#### [WHAT YOU ARE ASKED TO DO]
Write the material out again exactly as it stands.

#### [DATA SUPPLIED]
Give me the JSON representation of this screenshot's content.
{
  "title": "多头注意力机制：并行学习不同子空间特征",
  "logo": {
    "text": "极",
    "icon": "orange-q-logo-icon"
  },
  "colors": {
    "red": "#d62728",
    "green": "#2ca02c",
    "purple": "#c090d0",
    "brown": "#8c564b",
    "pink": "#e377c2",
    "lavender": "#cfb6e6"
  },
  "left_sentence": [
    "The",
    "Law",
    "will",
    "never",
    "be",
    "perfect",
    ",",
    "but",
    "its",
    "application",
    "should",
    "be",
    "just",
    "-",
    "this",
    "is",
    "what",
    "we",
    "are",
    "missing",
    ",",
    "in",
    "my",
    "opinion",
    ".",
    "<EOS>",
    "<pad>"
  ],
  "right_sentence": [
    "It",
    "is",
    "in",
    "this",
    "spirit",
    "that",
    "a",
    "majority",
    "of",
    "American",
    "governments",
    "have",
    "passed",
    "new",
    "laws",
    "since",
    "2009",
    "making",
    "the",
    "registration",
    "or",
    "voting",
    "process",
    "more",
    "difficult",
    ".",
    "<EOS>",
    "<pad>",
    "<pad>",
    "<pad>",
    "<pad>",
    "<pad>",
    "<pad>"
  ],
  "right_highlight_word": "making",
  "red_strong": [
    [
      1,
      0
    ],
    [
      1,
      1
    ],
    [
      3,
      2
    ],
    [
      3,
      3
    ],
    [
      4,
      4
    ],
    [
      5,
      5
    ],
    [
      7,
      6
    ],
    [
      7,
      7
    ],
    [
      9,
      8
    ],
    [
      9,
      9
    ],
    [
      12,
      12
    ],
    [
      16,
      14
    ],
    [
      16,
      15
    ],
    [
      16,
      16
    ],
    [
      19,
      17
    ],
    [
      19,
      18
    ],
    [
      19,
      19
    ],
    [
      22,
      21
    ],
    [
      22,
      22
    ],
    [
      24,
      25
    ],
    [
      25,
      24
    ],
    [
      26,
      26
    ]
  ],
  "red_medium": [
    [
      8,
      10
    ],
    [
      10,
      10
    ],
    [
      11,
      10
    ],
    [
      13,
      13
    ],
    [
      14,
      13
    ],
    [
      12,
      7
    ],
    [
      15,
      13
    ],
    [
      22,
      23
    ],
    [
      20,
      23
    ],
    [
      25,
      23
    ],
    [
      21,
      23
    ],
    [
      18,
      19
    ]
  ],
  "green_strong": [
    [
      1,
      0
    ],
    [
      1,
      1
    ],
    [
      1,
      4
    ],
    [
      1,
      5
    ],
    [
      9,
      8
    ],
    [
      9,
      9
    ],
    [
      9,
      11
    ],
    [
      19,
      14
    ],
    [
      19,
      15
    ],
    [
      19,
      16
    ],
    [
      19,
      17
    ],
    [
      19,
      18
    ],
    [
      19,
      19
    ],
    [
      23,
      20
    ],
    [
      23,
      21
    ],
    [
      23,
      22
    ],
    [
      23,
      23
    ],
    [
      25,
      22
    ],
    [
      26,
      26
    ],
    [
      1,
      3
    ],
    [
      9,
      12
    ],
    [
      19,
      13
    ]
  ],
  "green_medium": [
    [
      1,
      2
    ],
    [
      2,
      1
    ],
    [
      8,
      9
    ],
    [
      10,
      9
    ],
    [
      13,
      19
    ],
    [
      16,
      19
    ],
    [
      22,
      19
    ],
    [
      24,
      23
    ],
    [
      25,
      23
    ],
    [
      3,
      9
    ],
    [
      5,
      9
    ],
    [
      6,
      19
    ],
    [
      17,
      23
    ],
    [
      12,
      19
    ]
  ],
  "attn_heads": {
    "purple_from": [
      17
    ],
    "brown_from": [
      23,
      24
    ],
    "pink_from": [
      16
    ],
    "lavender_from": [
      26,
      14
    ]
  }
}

#### [FULL ANSWER]
Give me the JSON representation of this screenshot's content.
{
  "title": "多头注意力机制：并行学习不同子空间特征",
  "logo": {
    "text": "极",
    "icon": "orange-q-logo-icon"
  },
  "colors": {
    "red": "#d62728",
    "green": "#2ca02c",
    "purple": "#c090d0",
    "brown": "#8c564b",
    "pink": "#e377c2",
    "lavender": "#cfb6e6"
  },
  "left_sentence": [
    "The",
    "Law",
    "will",
    "never",
    "be",
    "perfect",
    ",",
    "but",
    "its",
    "application",
    "should",
    "be",
    "just",
    "-",
    "this",
    "is",
    "what",
    "we",
    "are",
    "missing",
    ",",
    "in",
    "my",
    "opinion",
    ".",
    "<EOS>",
    "<pad>"
  ],
  "right_sentence": [
    "It",
    "is",
    "in",
    "this",
    "spirit",
    "that",
    "a",
    "majority",
    "of",
    "American",
    "governments",
    "have",
    "passed",
    "new",
    "laws",
    "since",
    "2009",
    "making",
    "the",
    "registration",
    "or",
    "voting",
    "process",
    "more",
    "difficult",
    ".",
    "<EOS>",
    "<pad>",
    "<pad>",
    "<pad>",
    "<pad>",
    "<pad>",
    "<pad>"
  ],
  "right_highlight_word": "making",
  "red_strong": [
    [
      1,
      0
    ],
    [
      1,
      1
    ],
    [
      3,
      2
    ],
    [
      3,
      3
    ],
    [
      4,
      4
    ],
    [
      5,
      5
    ],
    [
      7,
      6
    ],
    [
      7,
      7
    ],
    [
      9,
      8
    ],
    [
      9,
      9
    ],
    [
      12,
      12
    ],
    [
      16,
      14
    ],
    [
      16,
      15
    ],
    [
      16,
      16
    ],
    [
      19,
      17
    ],
    [
      19,
      18
    ],
    [
      19,
      19
    ],
    [
      22,
      21
    ],
    [
      22,
      22
    ],
    [
      24,
      25
    ],
    [
      25,
      24
    ],
    [
      26,
      26
    ]
  ],
  "red_medium": [
    [
      8,
      10
    ],
    [
      10,
      10
    ],
    [
      11,
      10
    ],
    [
      13,
      13
    ],
    [
      14,
      13
    ],
    [
      12,
      7
    ],
    [
      15,
      13
    ],
    [
      22,
      23
    ],
    [
      20,
      23
    ],
    [
      25,
      23
    ],
    [
      21,
      23
    ],
    [
      18,
      19
    ]
  ],
  "green_strong": [
    [
      1,
      0
    ],
    [
      1,
      1
    ],
    [
      1,
      4
    ],
    [
      1,
      5
    ],
    [
      9,
      8
    ],
    [
      9,
      9
    ],
    [
      9,
      11
    ],
    [
      19,
      14
    ],
    [
      19,
      15
    ],
    [
      19,
      16
    ],
    [
      19,
      17
    ],
    [
      19,
      18
    ],
    [
      19,
      19
    ],
    [
      23,
      20
    ],
    [
      23,
      21
    ],
    [
      23,
      22
    ],
    [
      23,
      23
    ],
    [
      25,
      22
    ],
    [
      26,
      26
    ],
    [
      1,
      3
    ],
    [
      9,
      12
    ],
    [
      19,
      13
    ]
  ],
  "green_medium": [
    [
      1,
      2
    ],
    [
      2,
      1
    ],
    [
      8,
      9
    ],
    [
      10,
      9
    ],
    [
      13,
      19
    ],
    [
      16,
      19
    ],
    [
      22,
      19
    ],
    [
      24,
      23
    ],
    [
      25,
      23
    ],
    [
      3,
      9
    ],
    [
      5,
      9
    ],
    [
      6,
      19
    ],
    [
      17,
      23
    ],
    [
      12,
      19
    ]
  ],
  "attn_heads": {
    "purple_from": [
      17
    ],
    "brown_from": [
      23,
      24
    ],
    "pink_from": [
      16
    ],
    "lavender_from": [
      26,
      14
    ]
  }
}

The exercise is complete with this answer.